#### Input material
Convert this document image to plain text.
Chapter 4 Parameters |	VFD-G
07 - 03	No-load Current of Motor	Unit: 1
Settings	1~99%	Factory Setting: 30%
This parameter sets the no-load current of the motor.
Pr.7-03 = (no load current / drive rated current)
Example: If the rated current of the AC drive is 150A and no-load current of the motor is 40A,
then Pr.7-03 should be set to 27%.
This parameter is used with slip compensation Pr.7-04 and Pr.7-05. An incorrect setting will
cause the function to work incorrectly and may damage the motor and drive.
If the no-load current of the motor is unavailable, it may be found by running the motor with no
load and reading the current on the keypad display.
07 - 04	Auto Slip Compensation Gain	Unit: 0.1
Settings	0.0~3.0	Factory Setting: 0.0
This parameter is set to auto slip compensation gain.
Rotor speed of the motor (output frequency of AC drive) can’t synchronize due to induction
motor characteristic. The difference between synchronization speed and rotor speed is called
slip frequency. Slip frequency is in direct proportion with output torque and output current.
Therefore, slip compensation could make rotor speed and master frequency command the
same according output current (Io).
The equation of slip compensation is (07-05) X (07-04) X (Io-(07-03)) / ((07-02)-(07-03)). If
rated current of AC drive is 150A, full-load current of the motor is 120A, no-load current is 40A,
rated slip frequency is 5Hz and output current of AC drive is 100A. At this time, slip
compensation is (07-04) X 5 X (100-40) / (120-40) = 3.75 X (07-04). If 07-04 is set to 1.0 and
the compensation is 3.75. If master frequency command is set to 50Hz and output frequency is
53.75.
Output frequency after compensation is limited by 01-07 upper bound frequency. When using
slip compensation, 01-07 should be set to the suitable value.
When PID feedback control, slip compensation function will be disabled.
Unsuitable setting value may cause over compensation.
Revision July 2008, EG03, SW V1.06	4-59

#### Directions for this task
Report how many lines in this data include the string "should", and nothing else.

#### Output for this task
2